Identify every line containing the word "title" and reproduce each one.

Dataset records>

• • •

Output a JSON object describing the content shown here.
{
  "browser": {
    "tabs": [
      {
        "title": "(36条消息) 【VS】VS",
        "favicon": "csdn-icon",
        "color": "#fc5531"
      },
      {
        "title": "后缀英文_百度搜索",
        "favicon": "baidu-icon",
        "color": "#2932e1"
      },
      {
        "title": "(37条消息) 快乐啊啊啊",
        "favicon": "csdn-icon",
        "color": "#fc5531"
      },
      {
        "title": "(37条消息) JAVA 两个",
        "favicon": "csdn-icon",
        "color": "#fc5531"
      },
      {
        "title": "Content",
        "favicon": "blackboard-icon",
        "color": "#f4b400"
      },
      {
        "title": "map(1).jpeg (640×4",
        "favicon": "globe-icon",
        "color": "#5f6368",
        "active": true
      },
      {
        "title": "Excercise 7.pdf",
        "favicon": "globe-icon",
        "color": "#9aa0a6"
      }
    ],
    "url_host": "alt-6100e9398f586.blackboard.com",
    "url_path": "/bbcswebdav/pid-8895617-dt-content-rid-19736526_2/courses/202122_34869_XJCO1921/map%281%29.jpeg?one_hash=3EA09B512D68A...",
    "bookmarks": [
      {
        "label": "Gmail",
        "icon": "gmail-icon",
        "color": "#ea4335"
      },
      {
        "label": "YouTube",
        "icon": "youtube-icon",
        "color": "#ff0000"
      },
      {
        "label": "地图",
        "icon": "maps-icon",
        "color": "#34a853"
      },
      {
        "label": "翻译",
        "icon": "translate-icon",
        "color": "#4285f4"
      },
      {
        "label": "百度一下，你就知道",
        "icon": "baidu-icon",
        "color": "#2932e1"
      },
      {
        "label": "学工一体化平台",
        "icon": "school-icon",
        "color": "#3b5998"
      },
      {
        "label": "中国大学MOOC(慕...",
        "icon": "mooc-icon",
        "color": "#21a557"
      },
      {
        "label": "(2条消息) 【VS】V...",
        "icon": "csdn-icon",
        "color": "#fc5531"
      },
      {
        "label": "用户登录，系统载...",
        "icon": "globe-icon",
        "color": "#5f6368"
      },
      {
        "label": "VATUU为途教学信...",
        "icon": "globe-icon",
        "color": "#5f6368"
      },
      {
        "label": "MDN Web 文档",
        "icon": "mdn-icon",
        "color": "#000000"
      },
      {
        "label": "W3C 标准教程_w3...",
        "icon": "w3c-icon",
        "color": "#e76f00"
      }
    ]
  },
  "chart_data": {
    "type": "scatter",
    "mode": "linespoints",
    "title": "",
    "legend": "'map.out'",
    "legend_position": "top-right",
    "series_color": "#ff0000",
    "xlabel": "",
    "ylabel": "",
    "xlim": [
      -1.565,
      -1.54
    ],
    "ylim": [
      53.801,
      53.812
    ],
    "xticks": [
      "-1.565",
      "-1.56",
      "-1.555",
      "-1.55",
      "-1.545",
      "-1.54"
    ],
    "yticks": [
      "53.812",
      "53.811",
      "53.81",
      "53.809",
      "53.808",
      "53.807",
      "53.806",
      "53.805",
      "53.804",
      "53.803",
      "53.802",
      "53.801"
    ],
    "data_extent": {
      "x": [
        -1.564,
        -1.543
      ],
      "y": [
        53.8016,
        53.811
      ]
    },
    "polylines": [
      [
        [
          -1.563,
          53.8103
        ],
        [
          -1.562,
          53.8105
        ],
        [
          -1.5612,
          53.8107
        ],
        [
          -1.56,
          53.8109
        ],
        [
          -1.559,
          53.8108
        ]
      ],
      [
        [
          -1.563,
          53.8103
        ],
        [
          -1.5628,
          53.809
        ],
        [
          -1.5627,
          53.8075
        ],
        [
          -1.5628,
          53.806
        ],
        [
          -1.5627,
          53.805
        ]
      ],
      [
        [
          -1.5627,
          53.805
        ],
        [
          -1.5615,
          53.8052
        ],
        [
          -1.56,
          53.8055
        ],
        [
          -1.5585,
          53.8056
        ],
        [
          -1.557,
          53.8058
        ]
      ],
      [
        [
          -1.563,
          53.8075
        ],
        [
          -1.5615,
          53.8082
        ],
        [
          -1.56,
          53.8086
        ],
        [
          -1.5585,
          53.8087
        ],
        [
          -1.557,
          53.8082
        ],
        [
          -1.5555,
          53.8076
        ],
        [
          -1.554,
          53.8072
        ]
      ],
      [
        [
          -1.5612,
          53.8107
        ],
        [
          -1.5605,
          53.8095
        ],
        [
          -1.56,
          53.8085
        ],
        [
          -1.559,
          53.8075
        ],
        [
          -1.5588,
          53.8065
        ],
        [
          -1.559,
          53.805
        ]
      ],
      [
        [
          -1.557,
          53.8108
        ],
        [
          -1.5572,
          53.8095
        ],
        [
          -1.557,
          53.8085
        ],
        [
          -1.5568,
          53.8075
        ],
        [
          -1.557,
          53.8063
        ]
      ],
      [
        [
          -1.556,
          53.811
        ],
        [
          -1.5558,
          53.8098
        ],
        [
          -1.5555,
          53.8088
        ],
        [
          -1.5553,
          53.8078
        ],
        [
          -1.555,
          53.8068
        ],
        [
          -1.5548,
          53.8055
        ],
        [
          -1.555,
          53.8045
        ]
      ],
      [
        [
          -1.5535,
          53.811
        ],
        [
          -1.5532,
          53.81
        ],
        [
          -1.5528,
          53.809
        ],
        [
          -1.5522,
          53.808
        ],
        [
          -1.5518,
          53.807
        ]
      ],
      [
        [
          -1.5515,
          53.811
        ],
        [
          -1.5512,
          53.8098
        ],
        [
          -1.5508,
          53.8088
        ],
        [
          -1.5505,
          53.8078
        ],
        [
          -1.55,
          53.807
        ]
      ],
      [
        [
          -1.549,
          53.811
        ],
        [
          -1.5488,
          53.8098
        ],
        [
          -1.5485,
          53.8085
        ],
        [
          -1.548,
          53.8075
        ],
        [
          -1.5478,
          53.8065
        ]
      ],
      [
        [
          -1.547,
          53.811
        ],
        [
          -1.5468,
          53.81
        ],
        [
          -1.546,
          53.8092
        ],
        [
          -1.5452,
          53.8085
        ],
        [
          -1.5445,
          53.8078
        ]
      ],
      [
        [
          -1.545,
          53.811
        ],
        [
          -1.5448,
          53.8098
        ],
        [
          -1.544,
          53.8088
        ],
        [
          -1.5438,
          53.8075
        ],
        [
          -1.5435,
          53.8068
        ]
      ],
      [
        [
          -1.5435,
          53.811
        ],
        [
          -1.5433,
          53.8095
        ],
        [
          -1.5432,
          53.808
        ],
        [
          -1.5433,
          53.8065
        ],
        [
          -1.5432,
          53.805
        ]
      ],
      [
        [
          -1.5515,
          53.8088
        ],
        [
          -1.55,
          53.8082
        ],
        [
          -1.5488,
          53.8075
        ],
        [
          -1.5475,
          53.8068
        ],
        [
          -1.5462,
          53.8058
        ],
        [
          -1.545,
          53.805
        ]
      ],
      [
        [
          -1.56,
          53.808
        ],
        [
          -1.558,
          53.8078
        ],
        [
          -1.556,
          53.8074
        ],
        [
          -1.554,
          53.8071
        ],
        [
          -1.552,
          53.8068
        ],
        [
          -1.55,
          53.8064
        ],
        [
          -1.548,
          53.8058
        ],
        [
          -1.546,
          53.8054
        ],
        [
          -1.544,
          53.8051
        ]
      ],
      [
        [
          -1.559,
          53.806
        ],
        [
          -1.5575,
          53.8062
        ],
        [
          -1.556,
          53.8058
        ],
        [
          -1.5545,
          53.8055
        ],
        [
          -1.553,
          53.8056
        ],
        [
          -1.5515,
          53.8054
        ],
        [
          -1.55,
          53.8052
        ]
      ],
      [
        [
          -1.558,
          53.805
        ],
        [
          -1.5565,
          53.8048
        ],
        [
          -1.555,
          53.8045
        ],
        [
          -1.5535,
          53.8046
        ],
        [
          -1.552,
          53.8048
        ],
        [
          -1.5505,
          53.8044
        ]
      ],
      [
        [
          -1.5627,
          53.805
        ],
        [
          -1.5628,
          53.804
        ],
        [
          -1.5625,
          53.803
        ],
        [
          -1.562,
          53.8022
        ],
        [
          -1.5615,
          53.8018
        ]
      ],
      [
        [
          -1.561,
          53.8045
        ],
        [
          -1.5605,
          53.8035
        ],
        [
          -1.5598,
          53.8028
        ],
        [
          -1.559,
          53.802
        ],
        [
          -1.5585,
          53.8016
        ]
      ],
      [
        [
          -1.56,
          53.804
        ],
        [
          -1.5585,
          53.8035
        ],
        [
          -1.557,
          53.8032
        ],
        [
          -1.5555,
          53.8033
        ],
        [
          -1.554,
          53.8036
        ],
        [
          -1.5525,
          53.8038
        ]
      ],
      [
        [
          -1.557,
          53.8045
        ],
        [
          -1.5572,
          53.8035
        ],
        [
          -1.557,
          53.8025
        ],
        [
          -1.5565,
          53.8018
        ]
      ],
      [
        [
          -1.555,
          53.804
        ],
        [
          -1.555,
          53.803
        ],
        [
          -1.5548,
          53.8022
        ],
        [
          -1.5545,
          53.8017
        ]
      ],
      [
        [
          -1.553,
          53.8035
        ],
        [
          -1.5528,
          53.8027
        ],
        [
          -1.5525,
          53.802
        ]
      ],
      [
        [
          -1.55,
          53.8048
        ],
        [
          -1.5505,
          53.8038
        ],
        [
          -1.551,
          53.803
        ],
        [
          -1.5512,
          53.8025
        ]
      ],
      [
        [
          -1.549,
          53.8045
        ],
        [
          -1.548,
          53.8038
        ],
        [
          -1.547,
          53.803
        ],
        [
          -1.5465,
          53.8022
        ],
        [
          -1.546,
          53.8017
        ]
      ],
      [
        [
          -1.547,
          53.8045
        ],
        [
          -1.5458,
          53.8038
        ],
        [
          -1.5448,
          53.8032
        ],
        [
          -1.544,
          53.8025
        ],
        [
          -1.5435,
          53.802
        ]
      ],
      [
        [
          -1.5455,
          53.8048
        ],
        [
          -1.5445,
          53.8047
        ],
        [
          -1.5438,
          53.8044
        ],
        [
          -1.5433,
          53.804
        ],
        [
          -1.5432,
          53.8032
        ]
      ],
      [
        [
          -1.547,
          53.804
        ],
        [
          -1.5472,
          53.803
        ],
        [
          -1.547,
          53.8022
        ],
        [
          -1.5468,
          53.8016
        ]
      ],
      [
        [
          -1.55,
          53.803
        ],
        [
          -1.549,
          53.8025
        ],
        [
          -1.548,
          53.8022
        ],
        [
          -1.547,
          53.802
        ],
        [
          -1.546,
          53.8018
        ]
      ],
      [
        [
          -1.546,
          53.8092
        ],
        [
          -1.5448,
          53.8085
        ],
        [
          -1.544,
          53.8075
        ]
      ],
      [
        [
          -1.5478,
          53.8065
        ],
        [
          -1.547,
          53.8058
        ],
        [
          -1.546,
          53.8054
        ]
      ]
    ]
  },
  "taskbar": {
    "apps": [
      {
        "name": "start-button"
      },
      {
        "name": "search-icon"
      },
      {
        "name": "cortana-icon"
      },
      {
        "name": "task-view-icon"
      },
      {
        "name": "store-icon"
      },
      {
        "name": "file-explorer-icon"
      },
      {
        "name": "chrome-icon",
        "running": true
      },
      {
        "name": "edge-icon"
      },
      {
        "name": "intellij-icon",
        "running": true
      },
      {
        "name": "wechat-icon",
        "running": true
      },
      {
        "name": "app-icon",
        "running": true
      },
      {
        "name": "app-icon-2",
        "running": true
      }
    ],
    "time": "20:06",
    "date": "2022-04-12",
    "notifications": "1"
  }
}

• • •

Response to the exercise>
        "title": "(36条消息) 【VS】VS",
        "title": "后缀英文_百度搜索",
        "title": "(37条消息) 快乐啊啊啊",
        "title": "(37条消息) JAVA 两个",
        "title": "Content",
        "title": "map(1).jpeg (640×4",
        "title": "Excercise 7.pdf",
    "title": "",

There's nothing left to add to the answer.